··· SELECTED PASSAGE

I'm using MfrontPage 5, and all the tables i use, they are completely changed in format when opened with mozilla firefox. nothing happens with internet explorer.

i know this should be a very basic detail, that i should know about. but, there's time to everything. i wish you wil solve my problem.

i have several sites and they just look bad opening with firefox.

you can check the site here and its html code:

site (http://www.merzougahotels.com)

i have much more sites with the same issue. thank you.

joaoleitao
08-03-2006, 07:19 PM
It seems, i dont have much of a problem. but still i can't solve it.

I can notice that my tables get a huge side border even if i dont have a border on that table. also the tables i have borders, they get a huge border size change.

······
··· PROVIDED RECORDS

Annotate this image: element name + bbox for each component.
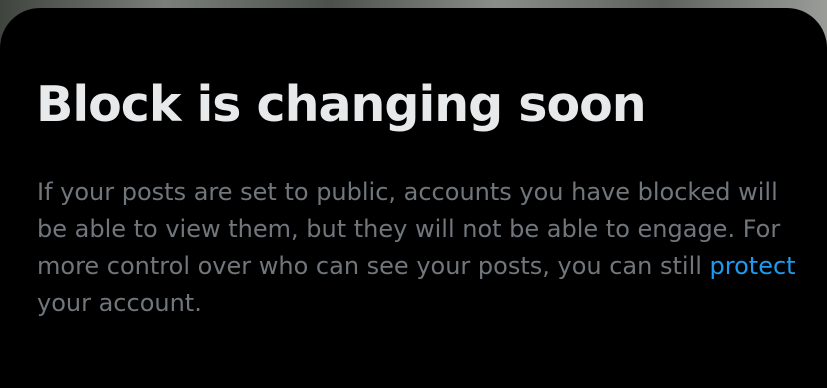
sheet-title: Block is changing soon <box>36 76 647 133</box>
bottom-sheet: Block is changing soon If your posts are… <box>0 8 827 388</box>
sheet-description: If your posts are set to public, account… <box>37 174 797 322</box>
description-text-end: your account. <box>37 289 202 317</box>
protect-account-link[interactable]: protect <box>710 252 796 280</box>
description-text: If your posts are set to public, account… <box>37 178 781 280</box>
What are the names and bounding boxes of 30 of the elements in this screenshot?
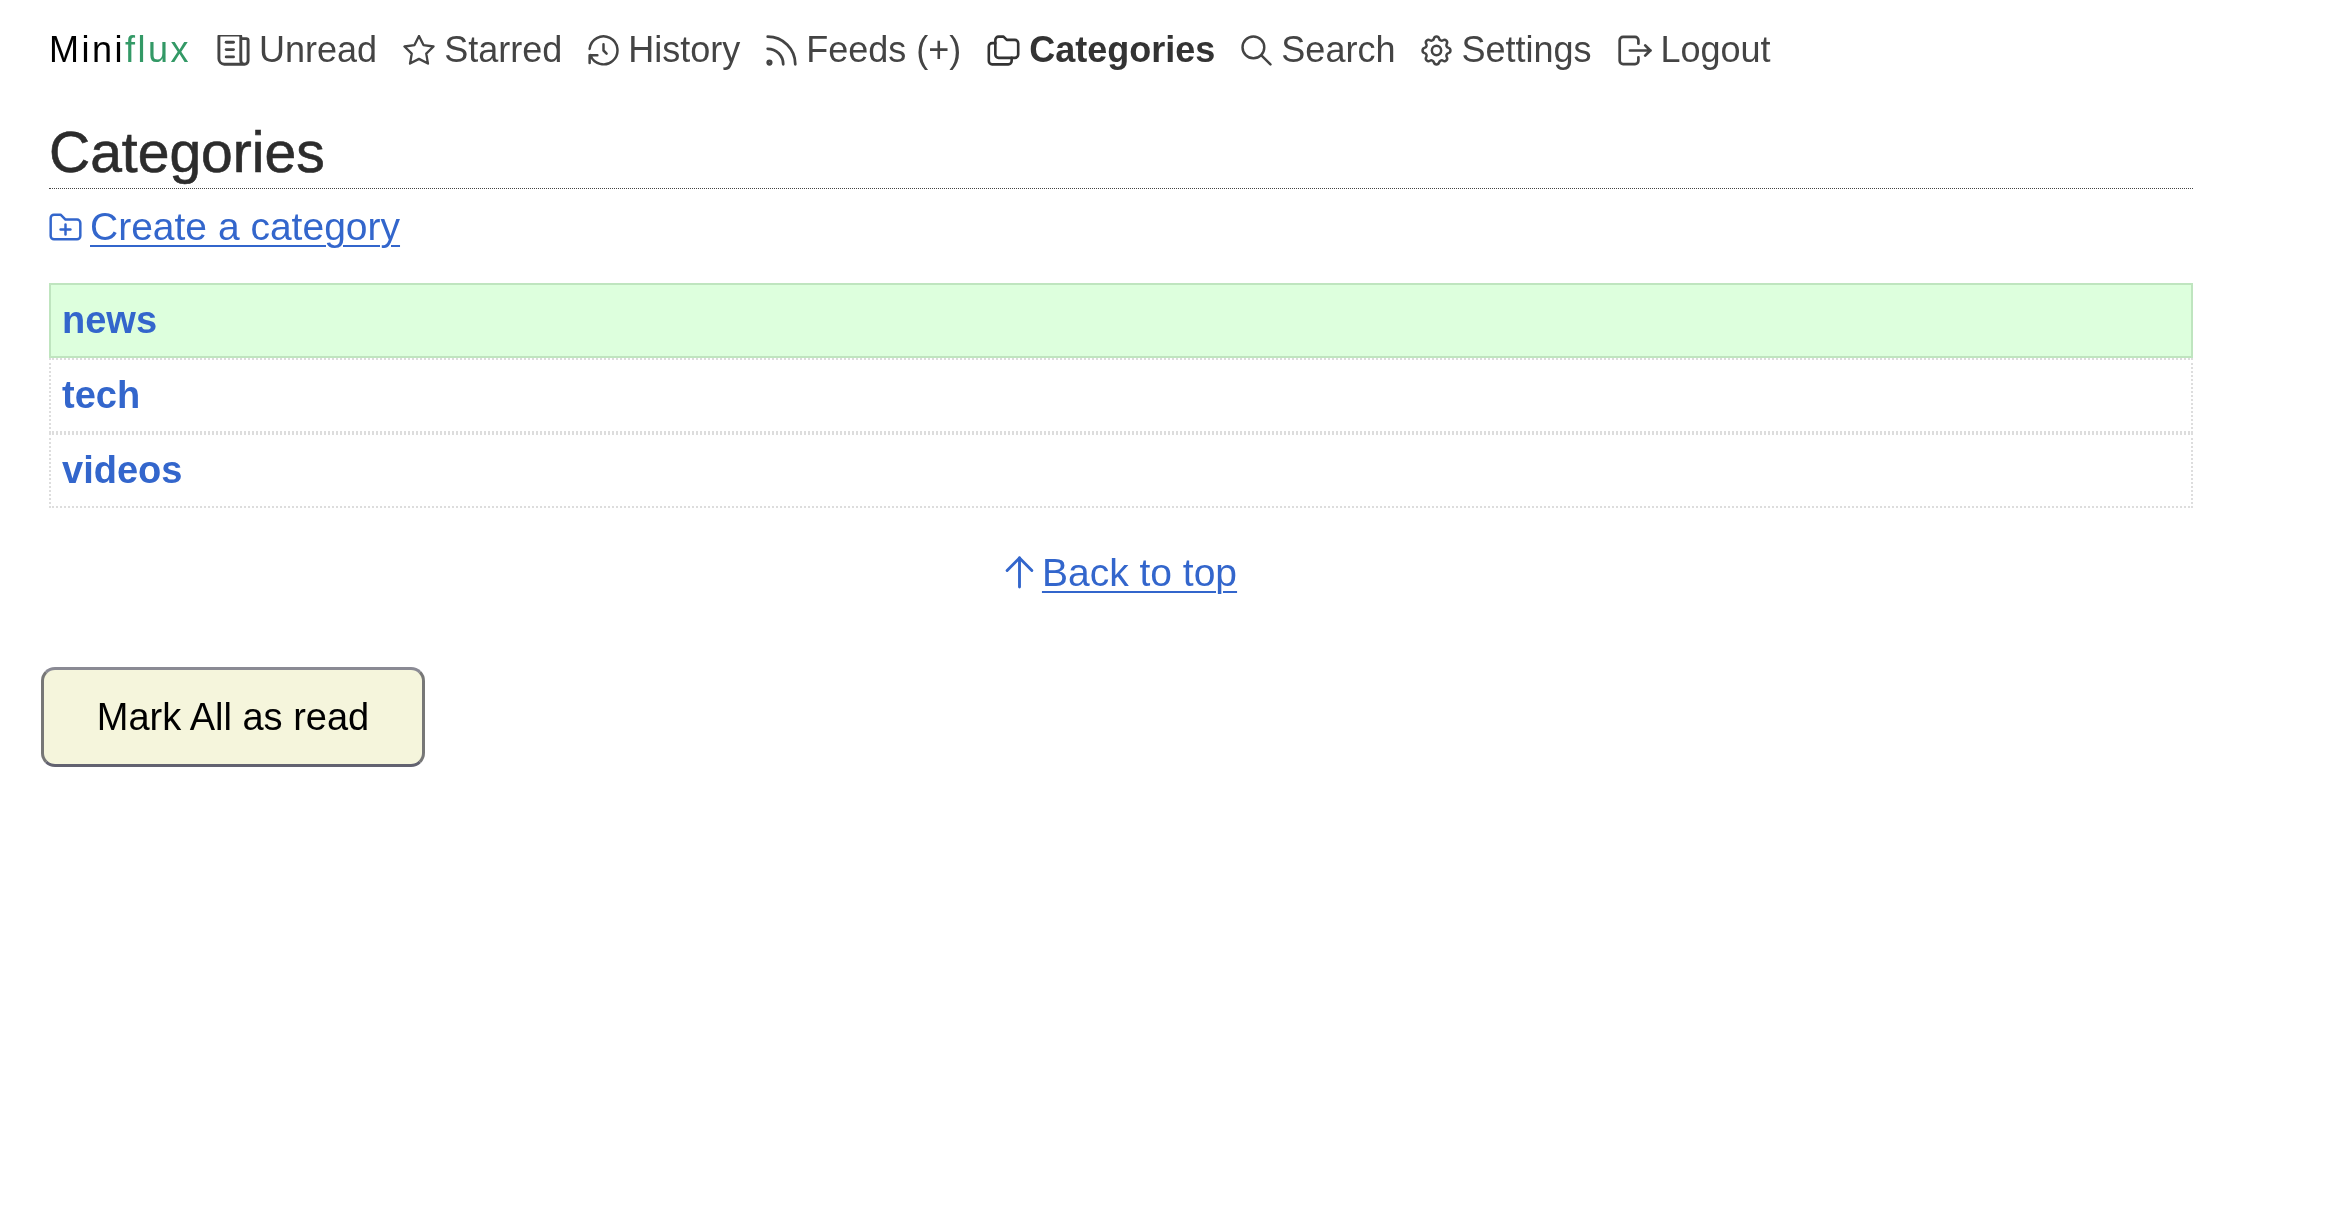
folder-plus-icon: [49, 212, 82, 241]
rss-icon: [766, 34, 798, 66]
nav-link[interactable]: Unread: [217, 29, 378, 71]
nav-link[interactable]: Settings: [1421, 29, 1592, 71]
category-link[interactable]: news: [62, 299, 158, 341]
mark-all-read-button[interactable]: Mark All as read: [41, 667, 425, 767]
star-icon: [403, 34, 436, 66]
nav-link[interactable]: Categories: [987, 29, 1216, 71]
search-icon: [1241, 34, 1273, 66]
nav-link[interactable]: History: [588, 29, 741, 71]
back-to-top-link[interactable]: Back to top: [1004, 549, 1238, 596]
settings-icon: [1421, 34, 1453, 66]
logo[interactable]: Miniflux: [49, 29, 192, 71]
logout-icon: [1617, 34, 1652, 66]
category-row[interactable]: videos: [49, 433, 2193, 508]
nav-link[interactable]: Starred: [403, 29, 563, 71]
nav-link[interactable]: Feeds: [766, 29, 907, 71]
history-icon: [588, 34, 620, 66]
add-feed-link[interactable]: (+): [916, 29, 962, 71]
arrow-up-icon: [1004, 556, 1034, 589]
nav-link[interactable]: Logout: [1617, 29, 1771, 71]
document-icon: [217, 34, 251, 66]
create-category-link[interactable]: Create a category: [49, 203, 400, 250]
category-link[interactable]: videos: [62, 449, 183, 491]
nav-link[interactable]: Search: [1241, 29, 1396, 71]
category-link[interactable]: tech: [62, 374, 141, 416]
page-title: Categories: [49, 119, 2193, 189]
category-row[interactable]: tech: [49, 358, 2193, 433]
folders-icon: [987, 34, 1021, 66]
category-row[interactable]: news: [49, 283, 2193, 358]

······

▸ **GOALS**:
(a) Copy out the rows from their first line up to and including the line with "What are the", leaving out the pictures.
(b) Write the next part of the forum thread about FrontPage tables displaying wrongly in Firefox, continuing from its last sentence.

▸ **THE REPLIES**:
(a)
Annotate this image: element name + bbox for each component.
sheet-title: Block is changing soon <box>36 76 647 133</box>
bottom-sheet: Block is changing soon If your posts are… <box>0 8 827 388</box>
sheet-description: If your posts are set to public, account… <box>37 174 797 322</box>
description-text-end: your account. <box>37 289 202 317</box>
protect-account-link[interactable]: protect <box>710 252 796 280</box>
description-text: If your posts are set to public, account… <box>37 178 781 280</box>
What are the names and bounding boxes of 30 of the elements in this screenshot?

(b)
please help me knowing why my table borders change size in FF. thank you

boogyman
08-03-2006, 07:32 PM
well your borders show like that in Firefox because firefox is standards compliant... Even though IE is used by the majority of the users on the web, it is NOT in any way standards compliant. In the webdevelopment community IE is a POS... you really should look into the use of CSS, which would make your code look alot neater and save you writing out formats for every tag, but if you do not want to do that... just put <whatevertag border="0"> for all of your stuff and you will not have to worry about the borders changing size etc.. how this helped

joaoleitao
08-03-2006, 07:42 PM
hello thank you for your help. i have some tables which i want to use borders. my problem is that even in tables without borders, on FF it comes with borders.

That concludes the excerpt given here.